Revise the passage on the Makerere University graduation: reproduce it starting with "Anyway, amid the" and going on through "current graduating numbers.", replacing "graduands" with "graduates".

▶ _Selected text_:
^^^^^^^^

The rest of the candidates had to follow the proceedings online, broadcast live on various television stations, including our own NTV, and the University’s various network platforms. This format, called “hybrid” by the authorities, was in sharp contrast with the old university customs. In the past, graduations were feasts of colourful pageantry and joyful ululations from huge congregations of all the young scholars and their parents or guardians assembled at the Freedom Square. Many of the parents and guardians would be making their first and probably only visit to the Hill.

Anyway, amid the “new normal” developments, one significant statistic struck me about this year’s graduating class. It may not be for the first time in East Africa, but it was prominently reported that, of the 12,550 graduands, 6,433 (51%) were female and 6,117 (49%) male. I understand that, in business circles, if you own 51% of the shares in a company, then you have a controlling role in it. So, we can say that our sisters decidedly took over the Makerere University Company this year, if only in terms of the current graduating numbers.

There is no need to boast there, but certainly cause to celebrate and say “hongereni, dada zetu” (congratulations, our sisters), or as they say in Luganda, “mukulike nnyo!” The margin may be small, as Bill Clinton once said of a Congress vote, but the message is clear. Given a chance, our sisters will, and do, perform.

Showings like these are the fruits of a long and torturous route by active and imaginative advocacy and application of affirmative actions, like the 1.5-point advantage at one time granted to female applicants for university admission. Though opposed by some, including a few women scholars, who thought that it was “patronising” towards female candidates, the measure was supported by most knowledgeable observers and policy-makers. Denying the disadvantages faced by women and girls, such as endemic sexist discrimination, female genital mutilation and forced early and even child marriages, would be either ignorance or downright insensitivity.

^^^^^^^^

▶ _Given data_:
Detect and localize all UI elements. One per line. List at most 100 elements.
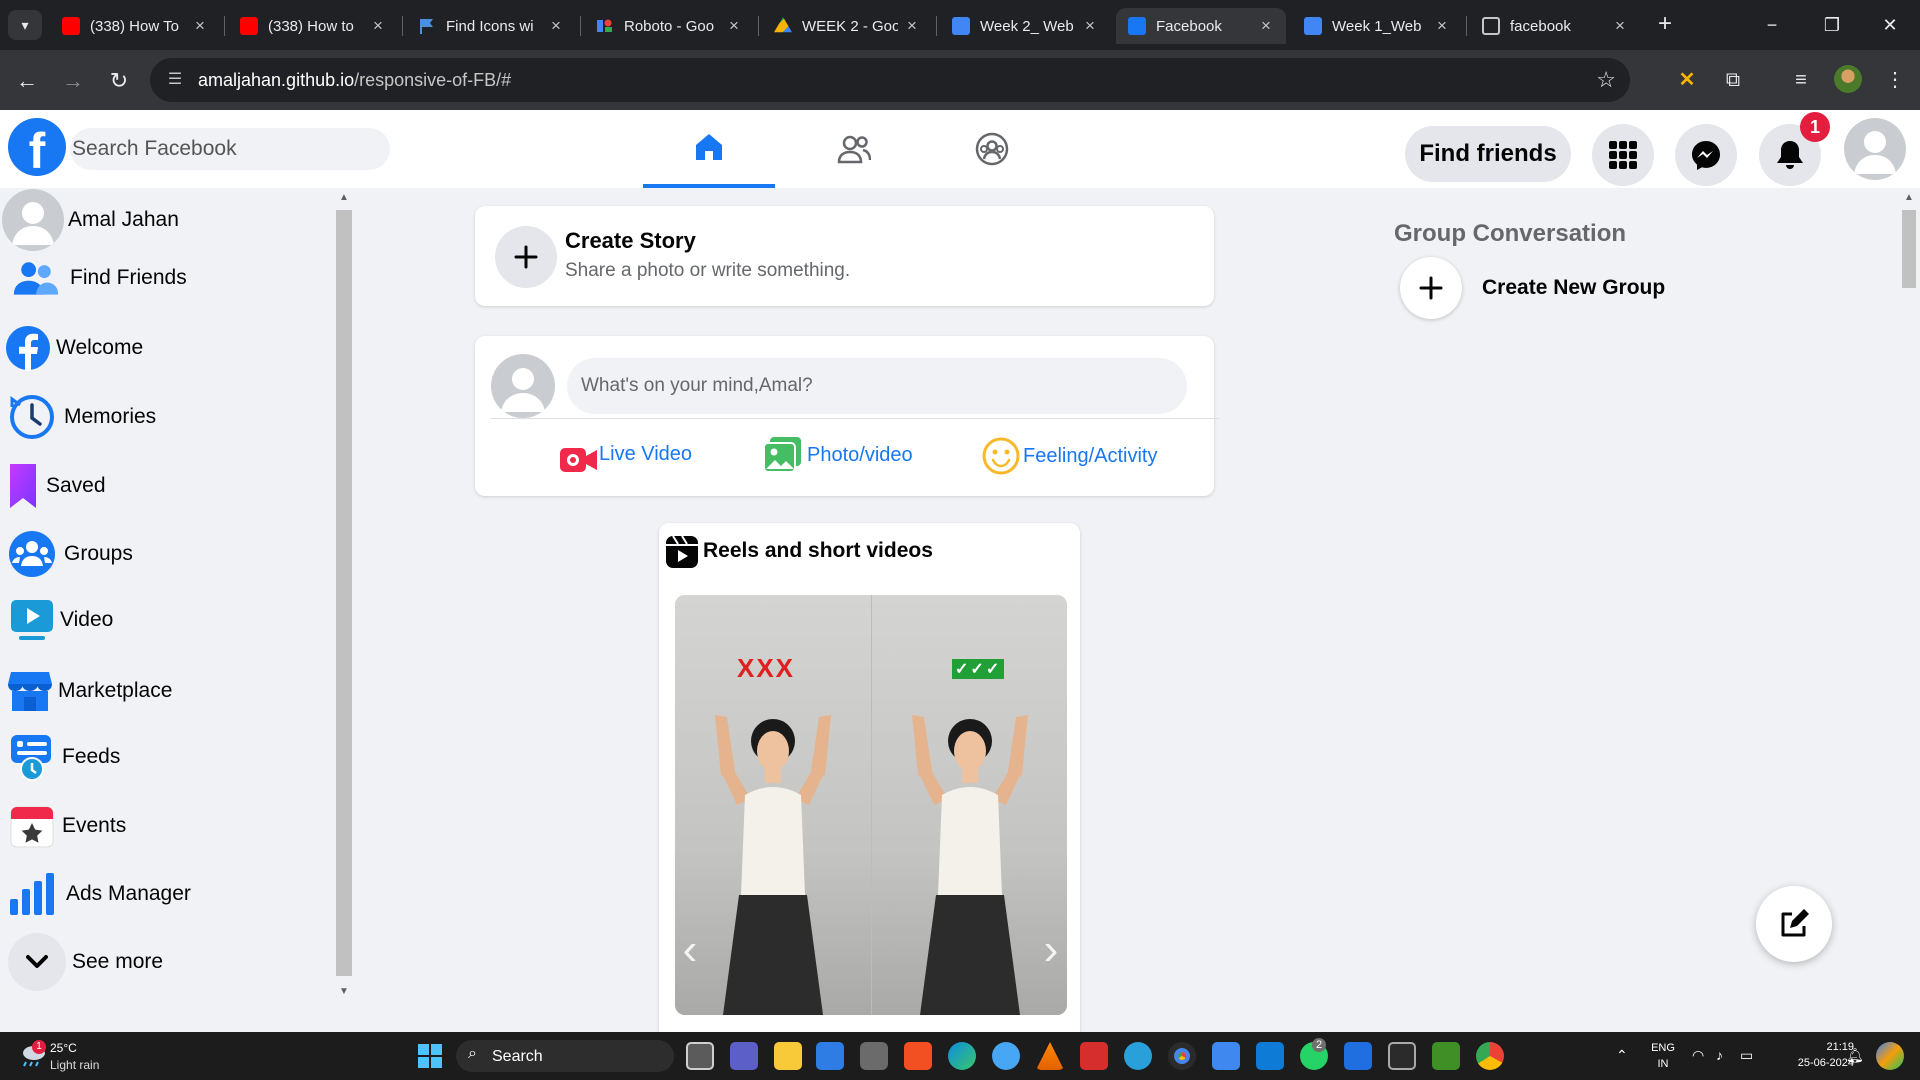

^^^^^^^^

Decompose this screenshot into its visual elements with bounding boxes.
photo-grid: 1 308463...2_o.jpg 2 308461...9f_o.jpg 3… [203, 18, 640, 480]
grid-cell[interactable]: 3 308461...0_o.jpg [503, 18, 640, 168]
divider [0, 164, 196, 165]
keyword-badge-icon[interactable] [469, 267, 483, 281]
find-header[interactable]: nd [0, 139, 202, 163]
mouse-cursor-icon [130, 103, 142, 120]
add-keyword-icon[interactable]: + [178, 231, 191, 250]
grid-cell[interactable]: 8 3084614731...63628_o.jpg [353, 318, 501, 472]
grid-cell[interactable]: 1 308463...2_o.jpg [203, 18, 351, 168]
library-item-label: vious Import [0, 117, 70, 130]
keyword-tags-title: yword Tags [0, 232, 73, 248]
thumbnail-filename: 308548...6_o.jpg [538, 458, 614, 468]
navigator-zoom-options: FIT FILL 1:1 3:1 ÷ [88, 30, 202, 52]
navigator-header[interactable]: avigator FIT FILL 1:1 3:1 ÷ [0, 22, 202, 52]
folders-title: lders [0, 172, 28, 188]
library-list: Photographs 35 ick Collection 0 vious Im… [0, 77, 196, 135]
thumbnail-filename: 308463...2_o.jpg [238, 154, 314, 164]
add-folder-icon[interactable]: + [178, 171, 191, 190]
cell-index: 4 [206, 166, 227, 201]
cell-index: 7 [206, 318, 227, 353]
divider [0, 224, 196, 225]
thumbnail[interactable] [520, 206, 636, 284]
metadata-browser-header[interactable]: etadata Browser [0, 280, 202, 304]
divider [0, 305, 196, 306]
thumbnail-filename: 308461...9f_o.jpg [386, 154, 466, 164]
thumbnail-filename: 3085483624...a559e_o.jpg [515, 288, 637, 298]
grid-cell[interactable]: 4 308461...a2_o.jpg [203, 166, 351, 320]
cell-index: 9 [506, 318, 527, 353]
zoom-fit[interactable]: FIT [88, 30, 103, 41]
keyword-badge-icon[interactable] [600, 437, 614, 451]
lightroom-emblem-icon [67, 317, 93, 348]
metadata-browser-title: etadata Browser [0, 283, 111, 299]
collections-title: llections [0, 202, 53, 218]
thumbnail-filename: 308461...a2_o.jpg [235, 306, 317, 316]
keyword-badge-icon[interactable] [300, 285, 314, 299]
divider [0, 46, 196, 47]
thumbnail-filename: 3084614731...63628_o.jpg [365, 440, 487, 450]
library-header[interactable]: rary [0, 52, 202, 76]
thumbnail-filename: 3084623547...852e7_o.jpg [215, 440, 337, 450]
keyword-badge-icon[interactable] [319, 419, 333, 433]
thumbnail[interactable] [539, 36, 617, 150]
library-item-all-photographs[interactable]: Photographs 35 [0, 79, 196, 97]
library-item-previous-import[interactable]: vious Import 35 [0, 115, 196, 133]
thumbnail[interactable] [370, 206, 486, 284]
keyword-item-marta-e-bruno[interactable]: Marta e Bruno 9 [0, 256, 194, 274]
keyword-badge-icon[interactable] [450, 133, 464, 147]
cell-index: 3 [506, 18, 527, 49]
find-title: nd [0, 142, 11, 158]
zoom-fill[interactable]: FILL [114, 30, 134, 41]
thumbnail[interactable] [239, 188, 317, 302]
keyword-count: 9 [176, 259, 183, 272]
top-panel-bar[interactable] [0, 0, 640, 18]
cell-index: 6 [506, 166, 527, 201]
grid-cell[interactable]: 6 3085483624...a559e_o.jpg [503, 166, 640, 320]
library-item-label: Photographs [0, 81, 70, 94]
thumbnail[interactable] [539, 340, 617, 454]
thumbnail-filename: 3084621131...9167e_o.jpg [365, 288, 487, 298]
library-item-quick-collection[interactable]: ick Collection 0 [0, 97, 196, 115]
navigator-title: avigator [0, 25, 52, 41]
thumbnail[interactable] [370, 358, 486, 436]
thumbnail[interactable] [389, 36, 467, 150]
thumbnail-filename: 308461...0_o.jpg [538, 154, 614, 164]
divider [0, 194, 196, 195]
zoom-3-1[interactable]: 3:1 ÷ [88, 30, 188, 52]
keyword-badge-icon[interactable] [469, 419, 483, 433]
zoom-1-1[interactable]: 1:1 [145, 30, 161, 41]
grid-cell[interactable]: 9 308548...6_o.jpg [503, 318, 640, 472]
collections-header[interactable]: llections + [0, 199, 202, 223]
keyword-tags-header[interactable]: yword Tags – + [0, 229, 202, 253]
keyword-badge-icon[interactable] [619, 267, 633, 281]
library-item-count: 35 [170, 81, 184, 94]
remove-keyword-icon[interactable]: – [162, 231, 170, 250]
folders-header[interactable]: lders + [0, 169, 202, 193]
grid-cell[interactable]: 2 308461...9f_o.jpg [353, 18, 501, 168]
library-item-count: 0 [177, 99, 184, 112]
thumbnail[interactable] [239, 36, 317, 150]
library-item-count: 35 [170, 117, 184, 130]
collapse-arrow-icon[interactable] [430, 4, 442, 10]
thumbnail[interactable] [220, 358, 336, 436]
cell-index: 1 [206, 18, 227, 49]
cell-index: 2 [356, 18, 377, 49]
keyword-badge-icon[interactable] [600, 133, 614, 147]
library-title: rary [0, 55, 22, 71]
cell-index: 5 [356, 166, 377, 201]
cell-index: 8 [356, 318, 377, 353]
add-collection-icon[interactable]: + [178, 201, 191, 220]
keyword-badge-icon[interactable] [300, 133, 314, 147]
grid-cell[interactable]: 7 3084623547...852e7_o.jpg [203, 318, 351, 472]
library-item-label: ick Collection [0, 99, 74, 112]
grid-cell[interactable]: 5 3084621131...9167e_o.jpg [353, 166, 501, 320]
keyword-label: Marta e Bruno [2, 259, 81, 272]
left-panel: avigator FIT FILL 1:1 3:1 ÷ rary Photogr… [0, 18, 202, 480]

^^^^^^^^

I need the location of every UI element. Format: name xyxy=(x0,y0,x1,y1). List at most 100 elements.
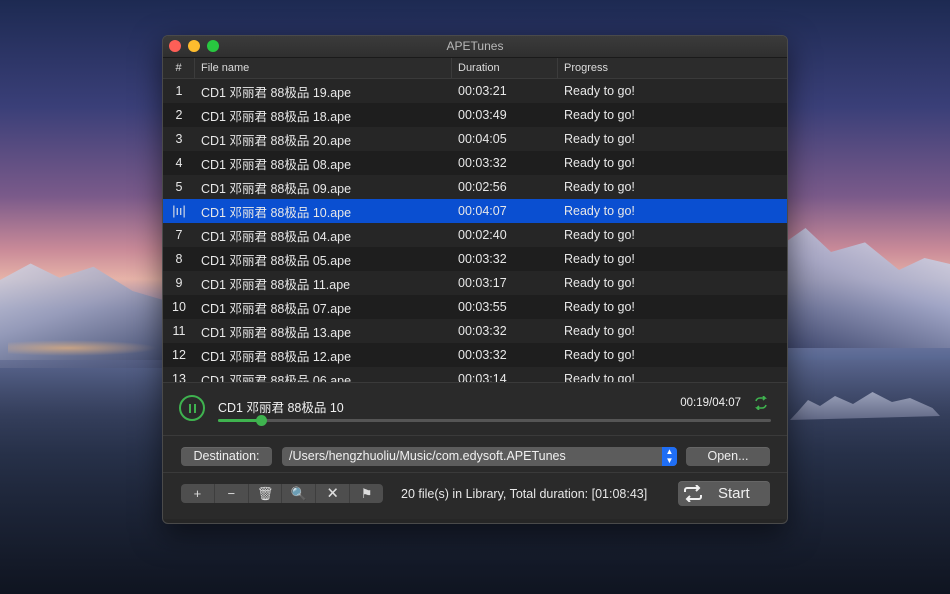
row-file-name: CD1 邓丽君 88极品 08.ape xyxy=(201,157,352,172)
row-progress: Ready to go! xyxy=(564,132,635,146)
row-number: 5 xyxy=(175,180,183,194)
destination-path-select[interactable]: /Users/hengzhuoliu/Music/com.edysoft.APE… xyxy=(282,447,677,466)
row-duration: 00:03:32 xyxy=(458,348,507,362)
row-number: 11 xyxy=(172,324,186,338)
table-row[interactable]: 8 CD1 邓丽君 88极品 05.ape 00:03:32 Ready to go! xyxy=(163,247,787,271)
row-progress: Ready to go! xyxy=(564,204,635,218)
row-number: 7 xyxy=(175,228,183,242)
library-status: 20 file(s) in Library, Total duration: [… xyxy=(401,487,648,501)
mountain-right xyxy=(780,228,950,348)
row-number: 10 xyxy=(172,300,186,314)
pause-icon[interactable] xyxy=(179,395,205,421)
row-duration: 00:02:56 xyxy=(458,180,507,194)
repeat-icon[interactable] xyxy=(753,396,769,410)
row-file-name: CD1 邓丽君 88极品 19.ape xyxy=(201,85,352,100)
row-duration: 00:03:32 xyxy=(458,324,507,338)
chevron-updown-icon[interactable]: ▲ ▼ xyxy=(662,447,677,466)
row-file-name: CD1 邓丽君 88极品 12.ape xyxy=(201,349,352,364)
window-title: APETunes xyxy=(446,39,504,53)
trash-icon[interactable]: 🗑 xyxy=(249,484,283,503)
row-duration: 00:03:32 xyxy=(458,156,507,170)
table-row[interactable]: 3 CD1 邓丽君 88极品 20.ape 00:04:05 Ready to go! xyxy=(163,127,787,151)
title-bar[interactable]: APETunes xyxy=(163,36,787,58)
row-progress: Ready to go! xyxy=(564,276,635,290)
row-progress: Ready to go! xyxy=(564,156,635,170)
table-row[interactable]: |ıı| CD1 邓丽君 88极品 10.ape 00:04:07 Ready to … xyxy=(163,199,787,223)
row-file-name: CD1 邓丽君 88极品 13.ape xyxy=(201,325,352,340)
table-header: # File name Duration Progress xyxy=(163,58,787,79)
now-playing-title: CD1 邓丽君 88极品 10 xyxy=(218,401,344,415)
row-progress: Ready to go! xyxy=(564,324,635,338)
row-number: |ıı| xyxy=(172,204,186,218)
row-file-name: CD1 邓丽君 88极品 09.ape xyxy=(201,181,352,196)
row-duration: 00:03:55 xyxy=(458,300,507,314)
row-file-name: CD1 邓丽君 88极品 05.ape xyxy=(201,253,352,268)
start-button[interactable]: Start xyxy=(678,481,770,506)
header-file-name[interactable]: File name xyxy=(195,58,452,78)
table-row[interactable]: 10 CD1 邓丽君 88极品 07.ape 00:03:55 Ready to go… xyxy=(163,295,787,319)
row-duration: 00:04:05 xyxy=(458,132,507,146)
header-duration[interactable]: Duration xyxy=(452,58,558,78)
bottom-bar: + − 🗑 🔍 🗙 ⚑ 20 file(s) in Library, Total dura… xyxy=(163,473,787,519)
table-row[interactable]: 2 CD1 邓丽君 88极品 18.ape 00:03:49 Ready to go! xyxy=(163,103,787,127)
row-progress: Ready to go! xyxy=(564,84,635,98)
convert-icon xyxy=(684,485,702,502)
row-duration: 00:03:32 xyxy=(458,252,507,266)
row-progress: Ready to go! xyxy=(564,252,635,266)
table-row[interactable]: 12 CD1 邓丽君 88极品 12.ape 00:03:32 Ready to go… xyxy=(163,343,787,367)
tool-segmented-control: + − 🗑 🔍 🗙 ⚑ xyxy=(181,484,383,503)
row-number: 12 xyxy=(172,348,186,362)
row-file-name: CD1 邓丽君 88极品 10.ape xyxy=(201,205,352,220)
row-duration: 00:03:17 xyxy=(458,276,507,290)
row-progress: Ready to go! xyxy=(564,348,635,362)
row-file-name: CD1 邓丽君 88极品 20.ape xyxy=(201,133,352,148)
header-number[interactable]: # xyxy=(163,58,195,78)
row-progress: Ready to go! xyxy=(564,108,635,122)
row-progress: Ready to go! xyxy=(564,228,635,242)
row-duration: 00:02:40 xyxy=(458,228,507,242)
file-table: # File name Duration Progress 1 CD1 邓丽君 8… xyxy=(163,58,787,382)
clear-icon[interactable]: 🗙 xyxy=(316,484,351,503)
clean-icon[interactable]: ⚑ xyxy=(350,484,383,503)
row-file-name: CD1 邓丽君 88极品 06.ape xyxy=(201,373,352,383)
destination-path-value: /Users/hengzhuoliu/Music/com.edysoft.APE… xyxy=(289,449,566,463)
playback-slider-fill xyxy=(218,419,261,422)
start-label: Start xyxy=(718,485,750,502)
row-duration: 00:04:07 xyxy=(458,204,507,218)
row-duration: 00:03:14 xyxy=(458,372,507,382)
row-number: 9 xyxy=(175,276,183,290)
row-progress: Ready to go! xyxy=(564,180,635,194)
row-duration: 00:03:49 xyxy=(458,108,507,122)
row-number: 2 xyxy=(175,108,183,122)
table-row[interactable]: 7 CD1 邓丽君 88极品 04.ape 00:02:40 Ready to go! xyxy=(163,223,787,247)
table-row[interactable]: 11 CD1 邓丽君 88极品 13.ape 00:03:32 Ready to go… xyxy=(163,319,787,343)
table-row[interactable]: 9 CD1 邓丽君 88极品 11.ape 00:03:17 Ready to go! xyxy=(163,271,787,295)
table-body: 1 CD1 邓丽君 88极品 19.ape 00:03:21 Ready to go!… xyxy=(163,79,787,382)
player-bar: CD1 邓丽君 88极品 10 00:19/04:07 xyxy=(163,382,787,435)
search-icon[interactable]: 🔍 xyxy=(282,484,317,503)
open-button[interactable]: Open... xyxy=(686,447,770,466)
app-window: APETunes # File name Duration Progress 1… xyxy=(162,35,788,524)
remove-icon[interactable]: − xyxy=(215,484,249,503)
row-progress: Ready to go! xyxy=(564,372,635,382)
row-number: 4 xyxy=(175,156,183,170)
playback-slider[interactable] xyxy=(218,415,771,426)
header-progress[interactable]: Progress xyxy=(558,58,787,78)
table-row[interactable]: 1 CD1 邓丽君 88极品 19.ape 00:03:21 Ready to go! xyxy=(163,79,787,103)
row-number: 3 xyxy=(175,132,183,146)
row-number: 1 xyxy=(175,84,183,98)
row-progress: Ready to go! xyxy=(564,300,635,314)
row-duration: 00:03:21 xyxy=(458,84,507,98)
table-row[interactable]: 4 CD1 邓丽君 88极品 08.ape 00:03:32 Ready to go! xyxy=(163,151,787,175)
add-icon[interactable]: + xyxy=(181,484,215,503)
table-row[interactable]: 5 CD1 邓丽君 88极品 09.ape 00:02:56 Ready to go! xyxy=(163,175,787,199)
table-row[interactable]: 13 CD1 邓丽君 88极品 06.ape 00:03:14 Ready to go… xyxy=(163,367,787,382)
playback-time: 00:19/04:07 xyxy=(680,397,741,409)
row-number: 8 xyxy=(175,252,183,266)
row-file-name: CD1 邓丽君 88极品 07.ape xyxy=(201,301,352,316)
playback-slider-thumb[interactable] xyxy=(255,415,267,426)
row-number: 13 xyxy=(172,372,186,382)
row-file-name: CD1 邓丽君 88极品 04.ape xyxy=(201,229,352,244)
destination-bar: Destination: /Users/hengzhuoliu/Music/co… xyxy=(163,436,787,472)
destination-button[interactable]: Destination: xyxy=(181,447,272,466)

^^^^^^^^

▶ _Exercise answer_:
Anyway, amid the “new normal” developments, one significant statistic struck me about this year’s graduating class. It may not be for the first time in East Africa, but it was prominently reported that, of the 12,550 graduates, 6,433 (51%) were female and 6,117 (49%) male. I understand that, in business circles, if you own 51% of the shares in a company, then you have a controlling role in it. So, we can say that our sisters decidedly took over the Makerere University Company this year, if only in terms of the current graduating numbers.